**** Extracted data

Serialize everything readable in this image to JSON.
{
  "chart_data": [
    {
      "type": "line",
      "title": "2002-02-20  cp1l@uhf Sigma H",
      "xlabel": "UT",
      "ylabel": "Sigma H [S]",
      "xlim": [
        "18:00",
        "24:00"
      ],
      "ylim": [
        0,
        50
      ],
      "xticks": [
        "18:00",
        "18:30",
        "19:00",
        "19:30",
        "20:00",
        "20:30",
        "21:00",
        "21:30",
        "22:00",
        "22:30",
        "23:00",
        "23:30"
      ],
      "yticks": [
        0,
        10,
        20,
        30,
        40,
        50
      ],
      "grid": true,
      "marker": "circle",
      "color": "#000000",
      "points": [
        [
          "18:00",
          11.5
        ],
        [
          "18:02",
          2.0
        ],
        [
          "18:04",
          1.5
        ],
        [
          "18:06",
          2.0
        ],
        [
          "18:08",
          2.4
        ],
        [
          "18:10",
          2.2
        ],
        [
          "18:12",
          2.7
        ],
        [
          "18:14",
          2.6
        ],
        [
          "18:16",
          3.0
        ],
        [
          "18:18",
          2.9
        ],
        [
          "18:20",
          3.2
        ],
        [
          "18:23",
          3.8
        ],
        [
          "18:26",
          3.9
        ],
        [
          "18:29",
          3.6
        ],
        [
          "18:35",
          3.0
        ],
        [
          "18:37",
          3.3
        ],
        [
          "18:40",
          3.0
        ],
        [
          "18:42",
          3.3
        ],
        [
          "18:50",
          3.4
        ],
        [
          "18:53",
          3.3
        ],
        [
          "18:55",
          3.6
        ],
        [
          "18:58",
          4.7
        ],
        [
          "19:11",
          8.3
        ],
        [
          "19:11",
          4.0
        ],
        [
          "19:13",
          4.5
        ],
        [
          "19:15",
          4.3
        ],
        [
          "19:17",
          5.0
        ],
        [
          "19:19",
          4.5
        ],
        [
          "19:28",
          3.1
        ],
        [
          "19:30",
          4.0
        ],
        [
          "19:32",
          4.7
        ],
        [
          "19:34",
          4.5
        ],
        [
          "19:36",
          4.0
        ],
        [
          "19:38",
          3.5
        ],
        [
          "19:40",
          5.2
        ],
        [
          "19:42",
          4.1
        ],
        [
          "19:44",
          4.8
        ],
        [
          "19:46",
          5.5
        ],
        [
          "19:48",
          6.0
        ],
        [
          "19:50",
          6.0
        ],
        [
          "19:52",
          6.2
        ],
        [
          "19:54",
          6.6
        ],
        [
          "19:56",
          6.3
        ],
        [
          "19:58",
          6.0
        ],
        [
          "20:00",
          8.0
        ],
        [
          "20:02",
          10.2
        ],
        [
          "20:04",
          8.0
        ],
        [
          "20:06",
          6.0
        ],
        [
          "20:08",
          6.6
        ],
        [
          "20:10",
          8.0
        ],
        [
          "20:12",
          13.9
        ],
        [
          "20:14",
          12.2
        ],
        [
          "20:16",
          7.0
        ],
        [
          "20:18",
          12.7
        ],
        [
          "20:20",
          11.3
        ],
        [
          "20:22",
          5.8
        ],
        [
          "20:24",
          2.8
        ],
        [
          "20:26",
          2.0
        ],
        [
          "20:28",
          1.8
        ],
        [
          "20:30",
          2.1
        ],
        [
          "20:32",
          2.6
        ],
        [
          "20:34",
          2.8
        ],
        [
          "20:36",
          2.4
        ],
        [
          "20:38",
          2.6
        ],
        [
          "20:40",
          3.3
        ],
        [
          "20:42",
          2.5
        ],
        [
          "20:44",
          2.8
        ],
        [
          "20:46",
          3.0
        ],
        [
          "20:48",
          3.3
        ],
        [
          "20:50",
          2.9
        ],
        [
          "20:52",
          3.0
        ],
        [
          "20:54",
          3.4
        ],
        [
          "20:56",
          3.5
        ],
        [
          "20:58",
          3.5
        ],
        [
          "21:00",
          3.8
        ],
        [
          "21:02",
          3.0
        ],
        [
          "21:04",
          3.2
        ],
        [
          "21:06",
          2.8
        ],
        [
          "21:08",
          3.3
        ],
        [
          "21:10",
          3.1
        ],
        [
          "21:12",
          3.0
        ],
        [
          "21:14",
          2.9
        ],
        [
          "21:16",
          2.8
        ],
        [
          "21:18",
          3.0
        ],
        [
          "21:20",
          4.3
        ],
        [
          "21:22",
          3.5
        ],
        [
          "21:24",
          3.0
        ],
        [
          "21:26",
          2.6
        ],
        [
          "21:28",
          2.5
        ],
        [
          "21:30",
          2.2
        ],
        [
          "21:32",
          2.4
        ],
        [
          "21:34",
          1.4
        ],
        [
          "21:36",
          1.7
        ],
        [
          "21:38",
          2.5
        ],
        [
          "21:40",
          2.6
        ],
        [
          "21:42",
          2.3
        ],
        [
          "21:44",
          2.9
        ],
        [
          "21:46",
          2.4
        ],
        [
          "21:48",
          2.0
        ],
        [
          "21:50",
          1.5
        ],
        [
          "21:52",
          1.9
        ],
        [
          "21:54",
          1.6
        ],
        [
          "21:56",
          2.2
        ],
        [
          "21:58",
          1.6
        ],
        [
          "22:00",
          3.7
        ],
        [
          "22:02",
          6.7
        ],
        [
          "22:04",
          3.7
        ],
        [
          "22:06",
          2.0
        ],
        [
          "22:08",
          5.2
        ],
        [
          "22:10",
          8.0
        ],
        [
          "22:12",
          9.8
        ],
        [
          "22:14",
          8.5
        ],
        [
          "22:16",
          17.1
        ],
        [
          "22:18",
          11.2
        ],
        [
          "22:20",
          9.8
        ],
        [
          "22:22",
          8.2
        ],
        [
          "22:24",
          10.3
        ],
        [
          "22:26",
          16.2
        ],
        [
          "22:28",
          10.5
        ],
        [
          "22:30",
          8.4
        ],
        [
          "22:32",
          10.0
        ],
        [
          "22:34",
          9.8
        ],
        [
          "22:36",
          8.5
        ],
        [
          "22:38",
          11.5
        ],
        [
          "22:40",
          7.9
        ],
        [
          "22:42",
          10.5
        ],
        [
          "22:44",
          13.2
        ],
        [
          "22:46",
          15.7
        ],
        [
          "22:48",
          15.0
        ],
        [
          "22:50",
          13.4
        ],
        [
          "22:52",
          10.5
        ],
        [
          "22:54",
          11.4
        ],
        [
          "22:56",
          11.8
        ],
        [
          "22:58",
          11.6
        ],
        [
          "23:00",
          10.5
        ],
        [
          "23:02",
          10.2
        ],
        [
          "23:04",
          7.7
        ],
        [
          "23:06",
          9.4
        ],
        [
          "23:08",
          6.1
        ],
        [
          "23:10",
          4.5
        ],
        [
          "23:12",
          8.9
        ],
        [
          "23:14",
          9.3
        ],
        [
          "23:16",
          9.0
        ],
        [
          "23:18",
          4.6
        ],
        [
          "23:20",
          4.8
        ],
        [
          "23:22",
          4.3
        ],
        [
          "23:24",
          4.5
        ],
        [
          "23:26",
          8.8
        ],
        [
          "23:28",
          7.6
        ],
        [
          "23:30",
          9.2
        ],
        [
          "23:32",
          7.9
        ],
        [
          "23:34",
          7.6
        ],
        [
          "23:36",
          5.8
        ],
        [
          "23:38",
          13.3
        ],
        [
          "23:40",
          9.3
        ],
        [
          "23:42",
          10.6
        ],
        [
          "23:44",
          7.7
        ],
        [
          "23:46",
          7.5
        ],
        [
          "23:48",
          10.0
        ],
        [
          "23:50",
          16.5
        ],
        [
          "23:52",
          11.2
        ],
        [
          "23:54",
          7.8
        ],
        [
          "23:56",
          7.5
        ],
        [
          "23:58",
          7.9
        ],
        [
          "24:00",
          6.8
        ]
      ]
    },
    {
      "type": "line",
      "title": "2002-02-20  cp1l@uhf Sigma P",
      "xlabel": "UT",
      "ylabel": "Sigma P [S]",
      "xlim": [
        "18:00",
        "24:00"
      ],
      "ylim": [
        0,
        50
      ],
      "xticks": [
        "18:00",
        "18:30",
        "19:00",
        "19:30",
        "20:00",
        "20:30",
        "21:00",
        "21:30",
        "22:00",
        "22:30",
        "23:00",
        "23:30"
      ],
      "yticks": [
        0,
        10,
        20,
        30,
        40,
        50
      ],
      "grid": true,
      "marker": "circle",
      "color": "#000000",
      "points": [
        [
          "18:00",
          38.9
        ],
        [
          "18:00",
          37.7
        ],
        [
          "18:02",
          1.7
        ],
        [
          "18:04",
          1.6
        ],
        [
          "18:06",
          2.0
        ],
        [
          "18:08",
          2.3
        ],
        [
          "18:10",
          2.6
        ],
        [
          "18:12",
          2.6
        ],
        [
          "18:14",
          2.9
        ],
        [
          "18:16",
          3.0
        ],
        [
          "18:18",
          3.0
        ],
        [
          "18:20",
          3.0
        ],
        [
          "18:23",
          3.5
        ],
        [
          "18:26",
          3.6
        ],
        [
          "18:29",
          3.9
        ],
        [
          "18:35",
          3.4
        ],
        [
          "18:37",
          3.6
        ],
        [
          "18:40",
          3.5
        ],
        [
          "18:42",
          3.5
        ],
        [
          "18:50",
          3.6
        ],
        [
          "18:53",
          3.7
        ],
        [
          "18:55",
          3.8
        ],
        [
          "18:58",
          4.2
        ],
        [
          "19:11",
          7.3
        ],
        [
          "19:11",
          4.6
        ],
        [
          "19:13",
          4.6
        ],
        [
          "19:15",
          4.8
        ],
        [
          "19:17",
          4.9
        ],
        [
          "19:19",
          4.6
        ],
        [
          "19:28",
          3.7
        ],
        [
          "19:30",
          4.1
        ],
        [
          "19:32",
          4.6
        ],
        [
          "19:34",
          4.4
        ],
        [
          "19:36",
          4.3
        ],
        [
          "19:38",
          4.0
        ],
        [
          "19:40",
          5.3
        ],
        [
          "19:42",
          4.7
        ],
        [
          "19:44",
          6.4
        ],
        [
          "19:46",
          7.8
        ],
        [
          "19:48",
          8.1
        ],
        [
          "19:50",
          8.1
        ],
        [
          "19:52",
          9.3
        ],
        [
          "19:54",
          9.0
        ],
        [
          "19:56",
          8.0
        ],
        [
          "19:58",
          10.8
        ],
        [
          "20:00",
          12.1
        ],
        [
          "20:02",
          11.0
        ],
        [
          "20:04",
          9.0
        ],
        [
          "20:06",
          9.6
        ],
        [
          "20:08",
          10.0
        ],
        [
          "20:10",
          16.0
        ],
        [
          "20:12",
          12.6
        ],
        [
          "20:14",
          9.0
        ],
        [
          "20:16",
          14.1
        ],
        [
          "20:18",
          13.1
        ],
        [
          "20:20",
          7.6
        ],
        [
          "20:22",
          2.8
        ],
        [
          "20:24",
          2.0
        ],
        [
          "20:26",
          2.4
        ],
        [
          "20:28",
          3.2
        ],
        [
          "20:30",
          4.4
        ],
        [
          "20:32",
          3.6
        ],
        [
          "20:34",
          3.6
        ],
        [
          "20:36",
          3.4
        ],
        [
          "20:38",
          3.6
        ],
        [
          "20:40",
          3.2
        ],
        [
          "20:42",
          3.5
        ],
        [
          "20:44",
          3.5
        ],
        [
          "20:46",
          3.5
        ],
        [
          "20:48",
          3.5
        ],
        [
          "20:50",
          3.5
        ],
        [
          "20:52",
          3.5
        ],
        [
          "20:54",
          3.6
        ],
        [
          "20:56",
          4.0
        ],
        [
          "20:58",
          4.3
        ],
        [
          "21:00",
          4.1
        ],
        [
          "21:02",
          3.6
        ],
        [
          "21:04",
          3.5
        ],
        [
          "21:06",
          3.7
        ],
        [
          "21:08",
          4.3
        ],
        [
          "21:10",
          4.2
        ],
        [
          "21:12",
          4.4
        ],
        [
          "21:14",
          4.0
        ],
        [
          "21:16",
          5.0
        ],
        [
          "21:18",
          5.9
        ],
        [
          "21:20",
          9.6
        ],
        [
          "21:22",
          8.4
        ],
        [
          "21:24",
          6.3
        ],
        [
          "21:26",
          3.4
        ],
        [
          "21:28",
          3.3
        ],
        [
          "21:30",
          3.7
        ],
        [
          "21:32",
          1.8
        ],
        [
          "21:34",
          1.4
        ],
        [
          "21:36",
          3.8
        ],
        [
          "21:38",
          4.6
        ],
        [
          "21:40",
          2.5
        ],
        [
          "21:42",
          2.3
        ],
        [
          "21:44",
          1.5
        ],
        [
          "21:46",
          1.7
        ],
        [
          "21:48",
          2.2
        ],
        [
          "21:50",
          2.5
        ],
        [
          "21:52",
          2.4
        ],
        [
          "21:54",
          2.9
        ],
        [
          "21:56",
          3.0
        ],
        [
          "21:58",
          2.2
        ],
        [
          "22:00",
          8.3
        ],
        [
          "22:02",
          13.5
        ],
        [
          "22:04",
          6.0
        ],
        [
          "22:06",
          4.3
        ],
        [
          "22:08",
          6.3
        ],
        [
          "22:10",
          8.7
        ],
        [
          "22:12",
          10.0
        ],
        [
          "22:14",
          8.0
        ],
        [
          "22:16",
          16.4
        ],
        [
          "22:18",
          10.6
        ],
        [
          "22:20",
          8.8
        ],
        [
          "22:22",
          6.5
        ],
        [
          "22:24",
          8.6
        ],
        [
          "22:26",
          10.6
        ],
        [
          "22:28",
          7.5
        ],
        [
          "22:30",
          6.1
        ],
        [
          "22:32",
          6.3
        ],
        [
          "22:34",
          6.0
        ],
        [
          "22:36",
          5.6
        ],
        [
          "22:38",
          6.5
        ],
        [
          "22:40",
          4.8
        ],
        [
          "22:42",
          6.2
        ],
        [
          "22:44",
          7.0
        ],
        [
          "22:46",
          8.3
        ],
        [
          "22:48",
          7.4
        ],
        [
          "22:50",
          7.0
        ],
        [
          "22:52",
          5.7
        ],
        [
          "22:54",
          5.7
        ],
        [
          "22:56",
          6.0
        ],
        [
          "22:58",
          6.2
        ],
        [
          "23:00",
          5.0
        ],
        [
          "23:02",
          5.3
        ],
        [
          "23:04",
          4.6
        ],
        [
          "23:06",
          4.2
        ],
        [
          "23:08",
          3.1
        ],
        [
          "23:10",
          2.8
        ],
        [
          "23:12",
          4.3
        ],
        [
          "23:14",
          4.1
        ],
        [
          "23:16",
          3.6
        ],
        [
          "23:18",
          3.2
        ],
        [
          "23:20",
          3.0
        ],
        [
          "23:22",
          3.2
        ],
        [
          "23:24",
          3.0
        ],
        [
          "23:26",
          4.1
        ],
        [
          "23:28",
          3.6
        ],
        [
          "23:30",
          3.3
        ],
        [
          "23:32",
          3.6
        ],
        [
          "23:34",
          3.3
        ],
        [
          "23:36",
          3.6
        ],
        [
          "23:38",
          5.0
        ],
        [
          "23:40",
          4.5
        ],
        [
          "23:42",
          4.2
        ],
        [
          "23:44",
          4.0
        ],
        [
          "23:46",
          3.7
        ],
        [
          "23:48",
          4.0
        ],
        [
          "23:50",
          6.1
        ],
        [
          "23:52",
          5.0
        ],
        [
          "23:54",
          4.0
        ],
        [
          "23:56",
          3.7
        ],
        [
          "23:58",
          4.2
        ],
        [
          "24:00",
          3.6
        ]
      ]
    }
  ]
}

********

:: Task directions ::
From the records above, copy every line that holds the word "Sigma".

:: Solved exercise ::
      "title": "2002-02-20  cp1l@uhf Sigma H",
      "ylabel": "Sigma H [S]",
      "title": "2002-02-20  cp1l@uhf Sigma P",
      "ylabel": "Sigma P [S]",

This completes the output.